# EXTRACT
◆ ◆ ◆
• 1000

16th may 2024

The OECD recently issued a report on Amount B under Pillar One, which is part of the ongoing work to address the tax challenges arising from the digitalization of the economy.  The report provides a “simplified” approach that jurisdictions can adopt, either as a taxpayer safe harbour or as a mandatory rule, to in-scope wholesale distributors, sales agents or commissionaires for fiscal years starting on or after 1 January 2025.


Amount B aims to simplify the application of the arm’s length principle to the wholesale distribution of tangible goods, including sales agents and commissionaires. The distribution of digital goods, commodities or services (including financing services) are excluded.  There are no de minimis thresholds associated with the application of Amount B, so the approach could be applied by all entities involved in these transactions. The report provides a standardized pricing matrix that outlines the range of return on sales ratios that would be considered to be at arm’s length. This is determined by reference to net operating asset intensities (the ratio of net operating assets to net revenue) and operating expense intensites (the ratio of operating expenses to net revenue). 

The arm’s length results are categorized by industry. The pricing mechanism also includes a return on operating expenses cross-check (by calculating a ratio of EBIT to operating expenses) and an adjustment to be performed for jurisdictions with a sovereign credit rating of BBB- or lower. The benchmarking analysis underlying the pricing matrix will be updated every five years, unless there is a significant change in market conditions that warrants an interim update. Finally, the report requires taxpayers seeking to apply Amount B to consent to use this approach for three years.


Although Amount B aims to simplify compliance with the arm’s length principle, it doesn’t necessarily achieve this objective in its current form:

  • First, the report excludes wholesale distributors who own unique and valuable intangibles or who assume certain economically significant risks. Groups with a combination of centrally and locally owned brands, or those in operating in industries that require local distributors to also own certain intangibles, such as intellectual property or regulatory licenses may require particular attention.
◆ ◆ ◆
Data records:
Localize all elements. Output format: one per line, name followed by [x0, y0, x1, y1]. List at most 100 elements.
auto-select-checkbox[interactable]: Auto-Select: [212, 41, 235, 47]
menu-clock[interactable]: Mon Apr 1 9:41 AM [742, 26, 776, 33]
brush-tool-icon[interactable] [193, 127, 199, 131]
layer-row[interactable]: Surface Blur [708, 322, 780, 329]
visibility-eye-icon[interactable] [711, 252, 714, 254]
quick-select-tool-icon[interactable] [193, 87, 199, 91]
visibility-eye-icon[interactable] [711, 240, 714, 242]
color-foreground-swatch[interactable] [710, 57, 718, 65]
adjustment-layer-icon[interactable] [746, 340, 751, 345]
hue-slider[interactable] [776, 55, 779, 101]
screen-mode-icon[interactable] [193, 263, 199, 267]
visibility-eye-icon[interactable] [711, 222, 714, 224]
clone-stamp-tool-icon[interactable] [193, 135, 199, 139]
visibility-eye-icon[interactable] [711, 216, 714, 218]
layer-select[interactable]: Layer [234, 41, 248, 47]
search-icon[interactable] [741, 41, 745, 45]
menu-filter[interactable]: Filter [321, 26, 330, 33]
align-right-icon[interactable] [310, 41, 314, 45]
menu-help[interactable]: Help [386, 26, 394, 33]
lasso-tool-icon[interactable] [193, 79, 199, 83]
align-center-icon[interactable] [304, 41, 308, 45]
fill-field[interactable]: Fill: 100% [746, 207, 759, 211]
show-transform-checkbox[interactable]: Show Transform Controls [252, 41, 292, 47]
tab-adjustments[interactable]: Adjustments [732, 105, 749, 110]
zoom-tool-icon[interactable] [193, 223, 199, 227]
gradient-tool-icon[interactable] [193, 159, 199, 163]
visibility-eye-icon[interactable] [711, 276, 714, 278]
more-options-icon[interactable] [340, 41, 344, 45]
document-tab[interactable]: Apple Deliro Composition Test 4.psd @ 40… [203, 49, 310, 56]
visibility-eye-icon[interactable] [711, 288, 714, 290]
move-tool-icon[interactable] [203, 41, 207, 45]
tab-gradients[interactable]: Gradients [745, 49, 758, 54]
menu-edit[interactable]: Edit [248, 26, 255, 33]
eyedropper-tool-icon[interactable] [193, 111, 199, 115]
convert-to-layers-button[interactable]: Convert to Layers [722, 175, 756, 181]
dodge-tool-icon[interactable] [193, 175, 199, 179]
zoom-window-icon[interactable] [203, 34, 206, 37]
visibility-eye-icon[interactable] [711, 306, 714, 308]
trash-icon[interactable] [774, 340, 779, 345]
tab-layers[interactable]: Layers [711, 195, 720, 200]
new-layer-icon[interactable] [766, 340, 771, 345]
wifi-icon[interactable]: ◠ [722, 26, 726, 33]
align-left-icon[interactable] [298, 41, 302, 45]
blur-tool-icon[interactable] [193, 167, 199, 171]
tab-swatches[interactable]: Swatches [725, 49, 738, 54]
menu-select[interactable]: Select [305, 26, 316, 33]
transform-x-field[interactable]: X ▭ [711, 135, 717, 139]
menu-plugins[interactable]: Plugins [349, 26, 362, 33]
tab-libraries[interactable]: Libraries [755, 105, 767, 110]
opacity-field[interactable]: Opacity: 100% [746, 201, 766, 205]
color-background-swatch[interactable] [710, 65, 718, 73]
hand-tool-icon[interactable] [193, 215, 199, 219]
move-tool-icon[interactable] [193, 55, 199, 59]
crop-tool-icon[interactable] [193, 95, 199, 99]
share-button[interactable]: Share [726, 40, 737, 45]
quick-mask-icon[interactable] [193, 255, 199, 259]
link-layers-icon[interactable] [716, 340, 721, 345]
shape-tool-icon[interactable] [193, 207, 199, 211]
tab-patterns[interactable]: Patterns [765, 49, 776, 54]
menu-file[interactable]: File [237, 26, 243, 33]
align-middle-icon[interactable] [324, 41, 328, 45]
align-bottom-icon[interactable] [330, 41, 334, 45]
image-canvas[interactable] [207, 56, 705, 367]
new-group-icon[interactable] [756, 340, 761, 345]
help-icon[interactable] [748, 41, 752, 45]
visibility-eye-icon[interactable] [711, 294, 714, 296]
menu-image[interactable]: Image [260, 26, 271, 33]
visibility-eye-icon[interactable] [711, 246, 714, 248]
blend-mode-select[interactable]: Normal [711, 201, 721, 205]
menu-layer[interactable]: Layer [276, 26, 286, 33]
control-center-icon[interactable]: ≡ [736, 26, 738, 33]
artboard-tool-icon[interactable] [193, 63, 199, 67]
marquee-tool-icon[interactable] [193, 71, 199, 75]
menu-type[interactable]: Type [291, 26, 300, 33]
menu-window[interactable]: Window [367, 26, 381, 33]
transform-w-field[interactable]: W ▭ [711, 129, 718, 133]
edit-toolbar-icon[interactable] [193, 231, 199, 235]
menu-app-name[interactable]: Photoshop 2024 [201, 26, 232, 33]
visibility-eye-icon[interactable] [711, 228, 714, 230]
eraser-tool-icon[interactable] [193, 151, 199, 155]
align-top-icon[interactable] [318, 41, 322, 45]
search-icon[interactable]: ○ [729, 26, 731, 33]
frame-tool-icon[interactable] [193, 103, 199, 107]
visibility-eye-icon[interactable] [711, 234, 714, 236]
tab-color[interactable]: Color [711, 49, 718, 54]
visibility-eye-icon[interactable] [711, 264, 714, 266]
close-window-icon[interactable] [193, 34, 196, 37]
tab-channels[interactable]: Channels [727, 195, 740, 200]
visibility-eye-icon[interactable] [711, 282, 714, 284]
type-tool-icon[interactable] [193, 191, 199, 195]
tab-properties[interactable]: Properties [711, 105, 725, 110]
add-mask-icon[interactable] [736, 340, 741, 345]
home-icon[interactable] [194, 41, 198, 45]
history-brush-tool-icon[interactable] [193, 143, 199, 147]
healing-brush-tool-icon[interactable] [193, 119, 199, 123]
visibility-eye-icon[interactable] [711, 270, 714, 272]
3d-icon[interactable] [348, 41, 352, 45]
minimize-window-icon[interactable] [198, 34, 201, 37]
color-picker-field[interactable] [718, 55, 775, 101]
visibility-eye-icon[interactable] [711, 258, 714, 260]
◆ ◆ ◆
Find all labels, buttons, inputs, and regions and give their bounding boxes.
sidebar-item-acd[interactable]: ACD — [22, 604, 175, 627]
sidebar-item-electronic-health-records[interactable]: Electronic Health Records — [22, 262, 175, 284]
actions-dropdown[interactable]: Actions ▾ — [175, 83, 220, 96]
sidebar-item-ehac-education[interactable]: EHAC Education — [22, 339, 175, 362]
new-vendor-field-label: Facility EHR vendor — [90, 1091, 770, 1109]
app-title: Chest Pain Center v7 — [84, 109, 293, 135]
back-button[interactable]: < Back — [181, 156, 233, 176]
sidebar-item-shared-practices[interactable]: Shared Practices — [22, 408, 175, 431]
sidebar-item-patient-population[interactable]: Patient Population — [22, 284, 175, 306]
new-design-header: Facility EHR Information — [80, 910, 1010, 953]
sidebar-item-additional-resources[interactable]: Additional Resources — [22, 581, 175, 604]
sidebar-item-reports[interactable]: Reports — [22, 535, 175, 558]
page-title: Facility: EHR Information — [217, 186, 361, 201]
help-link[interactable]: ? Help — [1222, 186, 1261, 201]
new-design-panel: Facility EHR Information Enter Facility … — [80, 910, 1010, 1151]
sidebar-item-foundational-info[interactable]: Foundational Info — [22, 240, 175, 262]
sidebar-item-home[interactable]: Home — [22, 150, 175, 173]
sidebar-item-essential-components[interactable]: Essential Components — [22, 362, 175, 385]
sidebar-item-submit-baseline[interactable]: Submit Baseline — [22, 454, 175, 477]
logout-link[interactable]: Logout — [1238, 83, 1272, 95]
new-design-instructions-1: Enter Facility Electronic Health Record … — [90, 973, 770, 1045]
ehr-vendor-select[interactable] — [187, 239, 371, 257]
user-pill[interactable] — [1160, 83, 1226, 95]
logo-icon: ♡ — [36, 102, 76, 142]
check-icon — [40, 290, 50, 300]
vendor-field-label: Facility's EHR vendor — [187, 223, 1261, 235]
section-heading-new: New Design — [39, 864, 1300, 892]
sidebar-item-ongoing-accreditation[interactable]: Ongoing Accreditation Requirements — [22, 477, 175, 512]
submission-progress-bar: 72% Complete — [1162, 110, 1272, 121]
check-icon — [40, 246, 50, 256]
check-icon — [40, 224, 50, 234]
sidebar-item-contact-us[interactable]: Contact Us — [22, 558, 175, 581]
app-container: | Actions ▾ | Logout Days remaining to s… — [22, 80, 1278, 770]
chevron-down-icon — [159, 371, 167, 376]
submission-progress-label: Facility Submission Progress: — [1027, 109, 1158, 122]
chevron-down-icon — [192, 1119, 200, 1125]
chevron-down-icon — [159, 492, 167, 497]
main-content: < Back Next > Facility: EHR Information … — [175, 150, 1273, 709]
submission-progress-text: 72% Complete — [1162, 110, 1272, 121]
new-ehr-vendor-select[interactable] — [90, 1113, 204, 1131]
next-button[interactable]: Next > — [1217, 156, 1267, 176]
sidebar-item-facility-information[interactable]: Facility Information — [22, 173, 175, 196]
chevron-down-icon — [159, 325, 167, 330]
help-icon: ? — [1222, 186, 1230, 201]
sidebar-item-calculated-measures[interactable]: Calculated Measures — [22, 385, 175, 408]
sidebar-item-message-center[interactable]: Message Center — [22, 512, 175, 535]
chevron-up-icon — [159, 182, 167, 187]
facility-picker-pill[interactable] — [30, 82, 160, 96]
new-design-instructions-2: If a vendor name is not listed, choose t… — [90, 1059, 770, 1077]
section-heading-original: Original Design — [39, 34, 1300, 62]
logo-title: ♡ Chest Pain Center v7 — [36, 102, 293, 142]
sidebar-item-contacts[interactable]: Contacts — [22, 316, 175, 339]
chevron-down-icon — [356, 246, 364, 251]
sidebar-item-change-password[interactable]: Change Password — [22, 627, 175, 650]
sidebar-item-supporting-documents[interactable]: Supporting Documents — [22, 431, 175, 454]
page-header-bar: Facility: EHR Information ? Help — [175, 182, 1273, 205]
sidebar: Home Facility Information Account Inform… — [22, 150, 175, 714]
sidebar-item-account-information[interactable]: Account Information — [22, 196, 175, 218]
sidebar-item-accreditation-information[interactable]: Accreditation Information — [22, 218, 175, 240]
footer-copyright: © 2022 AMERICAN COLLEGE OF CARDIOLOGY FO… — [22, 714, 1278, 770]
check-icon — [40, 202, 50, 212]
◆ ◆ ◆
Return the article on the OECD's Amount B report in full, word for word.

# RIGHT ANSWER
• 1000

16th may 2024

The OECD recently issued a report on Amount B under Pillar One, which is part of the ongoing work to address the tax challenges arising from the digitalization of the economy.  The report provides a “simplified” approach that jurisdictions can adopt, either as a taxpayer safe harbour or as a mandatory rule, to in-scope wholesale distributors, sales agents or commissionaires for fiscal years starting on or after 1 January 2025.


Amount B aims to simplify the application of the arm’s length principle to the wholesale distribution of tangible goods, including sales agents and commissionaires. The distribution of digital goods, commodities or services (including financing services) are excluded.  There are no de minimis thresholds associated with the application of Amount B, so the approach could be applied by all entities involved in these transactions. The report provides a standardized pricing matrix that outlines the range of return on sales ratios that would be considered to be at arm’s length. This is determined by reference to net operating asset intensities (the ratio of net operating assets to net revenue) and operating expense intensites (the ratio of operating expenses to net revenue). 

The arm’s length results are categorized by industry. The pricing mechanism also includes a return on operating expenses cross-check (by calculating a ratio of EBIT to operating expenses) and an adjustment to be performed for jurisdictions with a sovereign credit rating of BBB- or lower. The benchmarking analysis underlying the pricing matrix will be updated every five years, unless there is a significant change in market conditions that warrants an interim update. Finally, the report requires taxpayers seeking to apply Amount B to consent to use this approach for three years.


Although Amount B aims to simplify compliance with the arm’s length principle, it doesn’t necessarily achieve this objective in its current form:

  • First, the report excludes wholesale distributors who own unique and valuable intangibles or who assume certain economically significant risks. Groups with a combination of centrally and locally owned brands, or those in operating in industries that require local distributors to also own certain intangibles, such as intellectual property or regulatory licenses may require particular attention.